[Data entries]
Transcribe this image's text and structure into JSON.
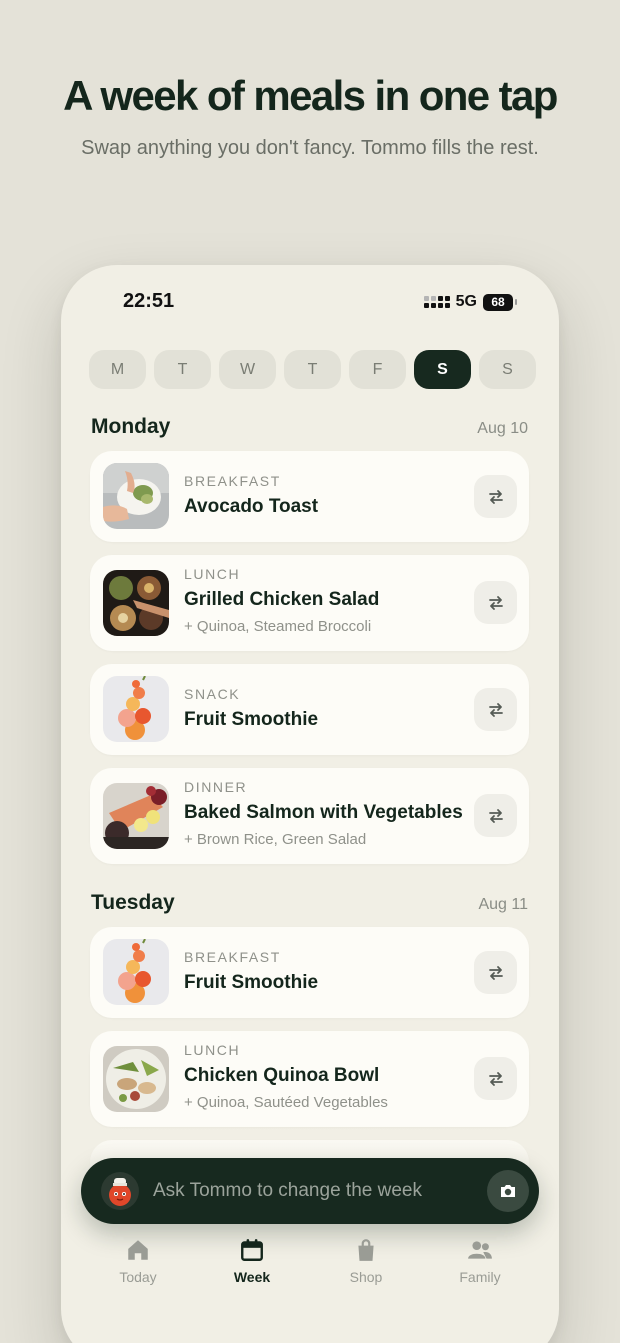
{
  "header": {
    "title": "A week of meals in one tap",
    "subtitle": "Swap anything you don't fancy. Tommo fills the rest."
  },
  "status_bar": {
    "time": "22:51",
    "network": "5G",
    "battery": "68"
  },
  "week_days": [
    {
      "label": "M",
      "active": false
    },
    {
      "label": "T",
      "active": false
    },
    {
      "label": "W",
      "active": false
    },
    {
      "label": "T",
      "active": false
    },
    {
      "label": "F",
      "active": false
    },
    {
      "label": "S",
      "active": true
    },
    {
      "label": "S",
      "active": false
    }
  ],
  "days": [
    {
      "name": "Monday",
      "date": "Aug 10",
      "meals": [
        {
          "type": "BREAKFAST",
          "name": "Avocado Toast",
          "sides": "",
          "image": "avocado-toast-photo"
        },
        {
          "type": "LUNCH",
          "name": "Grilled Chicken Salad",
          "sides": "+ Quinoa, Steamed Broccoli",
          "image": "chicken-salad-photo"
        },
        {
          "type": "SNACK",
          "name": "Fruit Smoothie",
          "sides": "",
          "image": "fruit-stack-photo"
        },
        {
          "type": "DINNER",
          "name": "Baked Salmon with Vegetables",
          "sides": "+ Brown Rice, Green Salad",
          "image": "salmon-photo"
        }
      ]
    },
    {
      "name": "Tuesday",
      "date": "Aug 11",
      "meals": [
        {
          "type": "BREAKFAST",
          "name": "Fruit Smoothie",
          "sides": "",
          "image": "fruit-stack-photo"
        },
        {
          "type": "LUNCH",
          "name": "Chicken Quinoa Bowl",
          "sides": "+ Quinoa, Sautéed Vegetables",
          "image": "quinoa-bowl-photo"
        }
      ]
    }
  ],
  "ask_bar": {
    "placeholder": "Ask Tommo to change the week"
  },
  "tabs": [
    {
      "label": "Today",
      "icon": "home-icon",
      "active": false
    },
    {
      "label": "Week",
      "icon": "calendar-icon",
      "active": true
    },
    {
      "label": "Shop",
      "icon": "shopping-bag-icon",
      "active": false
    },
    {
      "label": "Family",
      "icon": "people-icon",
      "active": false
    }
  ],
  "colors": {
    "background": "#e4e2d8",
    "phone": "#f1efe5",
    "accent_dark": "#17291f",
    "card": "#fdfcf7",
    "muted_text": "#8f918a"
  }
}
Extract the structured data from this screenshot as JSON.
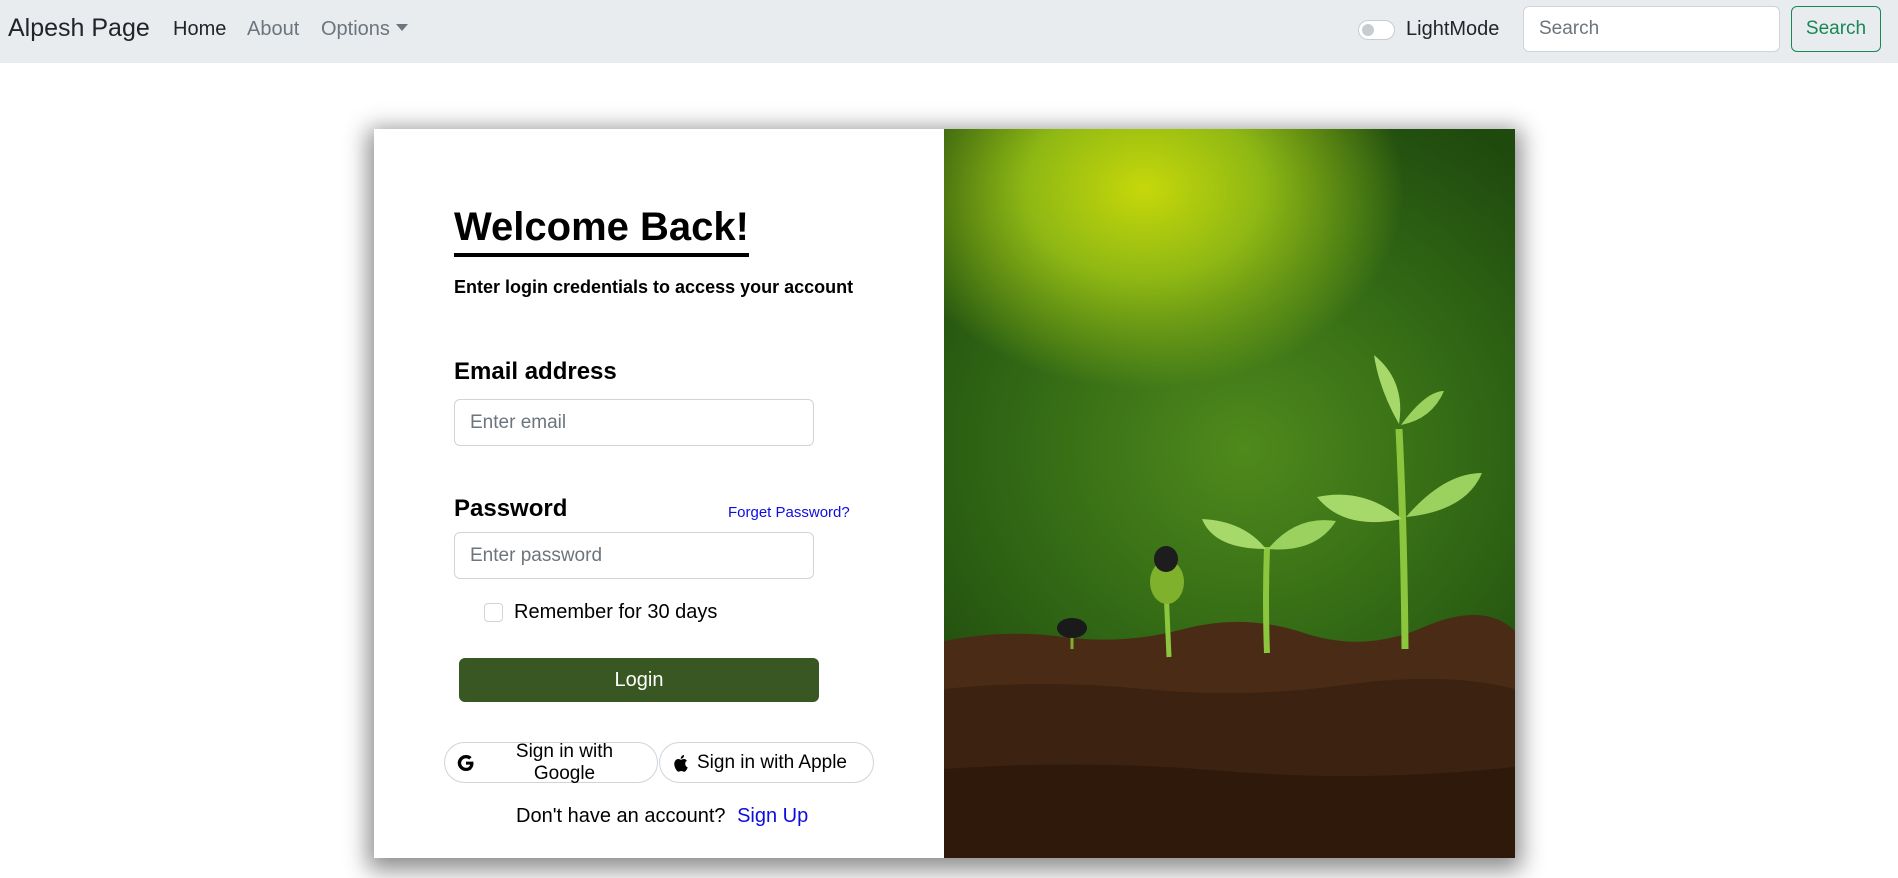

**WORK TO DO**
Copy every entry word for word, but omit the pictures.

**SOLUTION TO THE EXERCISE**
Transcribe this image's text and structure into JSON.
{
  "header": {
    "title": "A week of meals in one tap",
    "subtitle": "Swap anything you don't fancy. Tommo fills the rest."
  },
  "status_bar": {
    "time": "22:51",
    "network": "5G",
    "battery": "68"
  },
  "week_days": [
    {
      "label": "M",
      "active": false
    },
    {
      "label": "T",
      "active": false
    },
    {
      "label": "W",
      "active": false
    },
    {
      "label": "T",
      "active": false
    },
    {
      "label": "F",
      "active": false
    },
    {
      "label": "S",
      "active": true
    },
    {
      "label": "S",
      "active": false
    }
  ],
  "days": [
    {
      "name": "Monday",
      "date": "Aug 10",
      "meals": [
        {
          "type": "BREAKFAST",
          "name": "Avocado Toast",
          "sides": "",
          "image": "avocado-toast-photo"
        },
        {
          "type": "LUNCH",
          "name": "Grilled Chicken Salad",
          "sides": "+ Quinoa, Steamed Broccoli",
          "image": "chicken-salad-photo"
        },
        {
          "type": "SNACK",
          "name": "Fruit Smoothie",
          "sides": "",
          "image": "fruit-stack-photo"
        },
        {
          "type": "DINNER",
          "name": "Baked Salmon with Vegetables",
          "sides": "+ Brown Rice, Green Salad",
          "image": "salmon-photo"
        }
      ]
    },
    {
      "name": "Tuesday",
      "date": "Aug 11",
      "meals": [
        {
          "type": "BREAKFAST",
          "name": "Fruit Smoothie",
          "sides": "",
          "image": "fruit-stack-photo"
        },
        {
          "type": "LUNCH",
          "name": "Chicken Quinoa Bowl",
          "sides": "+ Quinoa, Sautéed Vegetables",
          "image": "quinoa-bowl-photo"
        }
      ]
    }
  ],
  "ask_bar": {
    "placeholder": "Ask Tommo to change the week"
  },
  "tabs": [
    {
      "label": "Today",
      "icon": "home-icon",
      "active": false
    },
    {
      "label": "Week",
      "icon": "calendar-icon",
      "active": true
    },
    {
      "label": "Shop",
      "icon": "shopping-bag-icon",
      "active": false
    },
    {
      "label": "Family",
      "icon": "people-icon",
      "active": false
    }
  ],
  "colors": {
    "background": "#e4e2d8",
    "phone": "#f1efe5",
    "accent_dark": "#17291f",
    "card": "#fdfcf7",
    "muted_text": "#8f918a"
  }
}
Extract the structured data from this screenshot as JSON.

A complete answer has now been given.